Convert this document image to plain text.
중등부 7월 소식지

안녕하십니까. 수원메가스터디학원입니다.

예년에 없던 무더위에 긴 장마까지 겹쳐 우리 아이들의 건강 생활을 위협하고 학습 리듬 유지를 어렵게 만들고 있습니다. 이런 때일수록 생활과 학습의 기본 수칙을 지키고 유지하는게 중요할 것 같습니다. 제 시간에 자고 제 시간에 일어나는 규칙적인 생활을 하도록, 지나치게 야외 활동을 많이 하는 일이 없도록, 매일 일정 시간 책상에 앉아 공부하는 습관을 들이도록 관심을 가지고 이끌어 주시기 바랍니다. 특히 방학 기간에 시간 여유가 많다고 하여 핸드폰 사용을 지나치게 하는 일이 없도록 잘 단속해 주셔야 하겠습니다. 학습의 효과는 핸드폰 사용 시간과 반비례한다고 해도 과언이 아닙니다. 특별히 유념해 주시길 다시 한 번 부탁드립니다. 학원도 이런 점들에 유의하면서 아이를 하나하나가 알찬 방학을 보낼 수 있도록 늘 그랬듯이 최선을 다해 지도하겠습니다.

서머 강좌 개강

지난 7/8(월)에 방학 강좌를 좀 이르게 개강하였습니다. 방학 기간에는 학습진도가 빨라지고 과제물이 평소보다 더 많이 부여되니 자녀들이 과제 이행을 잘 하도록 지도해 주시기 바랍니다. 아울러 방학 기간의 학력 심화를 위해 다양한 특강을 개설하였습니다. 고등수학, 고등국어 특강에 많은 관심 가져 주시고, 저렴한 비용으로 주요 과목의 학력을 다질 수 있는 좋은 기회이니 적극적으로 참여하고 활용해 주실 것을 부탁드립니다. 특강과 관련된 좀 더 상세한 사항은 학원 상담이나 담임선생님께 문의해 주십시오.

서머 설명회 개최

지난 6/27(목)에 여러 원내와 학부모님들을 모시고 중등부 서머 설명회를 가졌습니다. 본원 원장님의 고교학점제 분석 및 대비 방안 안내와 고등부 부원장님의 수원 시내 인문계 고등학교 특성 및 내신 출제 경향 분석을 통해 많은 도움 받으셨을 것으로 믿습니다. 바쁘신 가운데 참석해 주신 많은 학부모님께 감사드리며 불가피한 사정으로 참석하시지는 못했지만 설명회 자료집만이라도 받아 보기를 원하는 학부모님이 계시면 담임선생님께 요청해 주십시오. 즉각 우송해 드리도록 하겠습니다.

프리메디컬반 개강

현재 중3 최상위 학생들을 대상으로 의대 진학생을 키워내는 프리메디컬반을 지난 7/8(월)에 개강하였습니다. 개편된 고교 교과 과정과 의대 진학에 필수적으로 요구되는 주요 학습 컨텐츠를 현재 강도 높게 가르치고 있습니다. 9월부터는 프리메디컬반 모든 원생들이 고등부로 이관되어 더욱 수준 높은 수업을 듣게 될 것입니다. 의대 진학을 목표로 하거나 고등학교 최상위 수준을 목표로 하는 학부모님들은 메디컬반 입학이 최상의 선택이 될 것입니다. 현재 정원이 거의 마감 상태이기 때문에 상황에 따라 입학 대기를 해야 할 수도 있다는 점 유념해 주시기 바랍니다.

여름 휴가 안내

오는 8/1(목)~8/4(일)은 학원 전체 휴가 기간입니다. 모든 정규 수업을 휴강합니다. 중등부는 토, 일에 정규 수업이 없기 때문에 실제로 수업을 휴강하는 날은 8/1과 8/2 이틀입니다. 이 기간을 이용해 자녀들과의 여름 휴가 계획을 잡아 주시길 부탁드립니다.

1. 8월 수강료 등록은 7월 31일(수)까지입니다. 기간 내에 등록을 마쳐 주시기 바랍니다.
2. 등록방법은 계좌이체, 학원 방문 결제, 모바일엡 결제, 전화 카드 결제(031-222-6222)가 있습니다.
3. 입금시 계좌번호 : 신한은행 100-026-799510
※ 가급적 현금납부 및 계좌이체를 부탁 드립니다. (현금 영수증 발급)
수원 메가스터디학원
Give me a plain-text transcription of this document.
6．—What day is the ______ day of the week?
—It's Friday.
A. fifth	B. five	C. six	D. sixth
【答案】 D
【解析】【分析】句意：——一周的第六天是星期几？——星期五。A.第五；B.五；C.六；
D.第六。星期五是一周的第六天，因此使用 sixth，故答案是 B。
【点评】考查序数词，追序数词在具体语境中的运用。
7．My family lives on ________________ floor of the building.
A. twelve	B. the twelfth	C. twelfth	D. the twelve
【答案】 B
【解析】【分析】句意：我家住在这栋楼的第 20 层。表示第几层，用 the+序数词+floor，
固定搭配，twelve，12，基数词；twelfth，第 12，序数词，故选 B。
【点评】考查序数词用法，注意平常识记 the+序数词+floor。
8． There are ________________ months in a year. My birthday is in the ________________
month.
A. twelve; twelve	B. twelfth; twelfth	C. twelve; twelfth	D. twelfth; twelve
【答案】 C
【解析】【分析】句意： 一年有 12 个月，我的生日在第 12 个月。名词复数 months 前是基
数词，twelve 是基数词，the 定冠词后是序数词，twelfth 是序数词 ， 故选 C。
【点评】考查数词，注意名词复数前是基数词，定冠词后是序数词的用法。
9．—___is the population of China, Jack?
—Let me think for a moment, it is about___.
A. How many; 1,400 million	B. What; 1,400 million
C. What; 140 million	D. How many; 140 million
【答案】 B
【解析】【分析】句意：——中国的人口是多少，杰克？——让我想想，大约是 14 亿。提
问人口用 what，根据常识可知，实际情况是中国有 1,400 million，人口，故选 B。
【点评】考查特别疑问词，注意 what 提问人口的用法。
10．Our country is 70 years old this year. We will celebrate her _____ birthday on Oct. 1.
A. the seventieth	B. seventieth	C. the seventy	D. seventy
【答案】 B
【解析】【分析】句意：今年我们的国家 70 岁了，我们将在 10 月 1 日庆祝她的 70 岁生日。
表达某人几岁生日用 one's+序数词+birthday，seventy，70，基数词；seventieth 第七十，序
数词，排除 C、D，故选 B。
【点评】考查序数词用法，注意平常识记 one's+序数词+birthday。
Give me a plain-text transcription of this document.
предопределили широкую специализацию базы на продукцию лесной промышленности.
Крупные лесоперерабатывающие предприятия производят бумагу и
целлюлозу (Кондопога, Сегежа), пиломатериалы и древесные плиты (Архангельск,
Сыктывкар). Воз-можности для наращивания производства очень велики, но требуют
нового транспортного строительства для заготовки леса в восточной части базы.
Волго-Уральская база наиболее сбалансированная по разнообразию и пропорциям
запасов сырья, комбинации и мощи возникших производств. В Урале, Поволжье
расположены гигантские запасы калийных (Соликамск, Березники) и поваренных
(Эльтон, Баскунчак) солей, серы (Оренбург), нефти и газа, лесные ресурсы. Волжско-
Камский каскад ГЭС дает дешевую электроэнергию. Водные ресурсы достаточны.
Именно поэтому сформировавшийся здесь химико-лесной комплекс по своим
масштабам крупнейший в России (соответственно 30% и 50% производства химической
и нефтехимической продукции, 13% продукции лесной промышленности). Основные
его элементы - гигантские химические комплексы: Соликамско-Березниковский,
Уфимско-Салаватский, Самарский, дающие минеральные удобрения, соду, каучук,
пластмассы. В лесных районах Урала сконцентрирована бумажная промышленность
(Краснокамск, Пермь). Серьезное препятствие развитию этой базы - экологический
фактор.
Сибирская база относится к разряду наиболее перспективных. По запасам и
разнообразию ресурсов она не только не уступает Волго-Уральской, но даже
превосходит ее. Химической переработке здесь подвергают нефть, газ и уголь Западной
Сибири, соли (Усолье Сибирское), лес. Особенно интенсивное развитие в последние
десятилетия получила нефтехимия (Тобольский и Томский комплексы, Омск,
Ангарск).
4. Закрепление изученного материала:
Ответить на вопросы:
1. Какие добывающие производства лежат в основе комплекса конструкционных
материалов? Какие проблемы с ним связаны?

• • • • •

__WHAT THE TASK REQUIRES__:
In the entries above, find lines with "Волго" and copy each.

__RESPONSE FOR THIS EXERCISE__:
Волго-Уральская база наиболее сбалансированная по разнообразию и пропорциям
разнообразию ресурсов она не только не уступает Волго-Уральской, но даже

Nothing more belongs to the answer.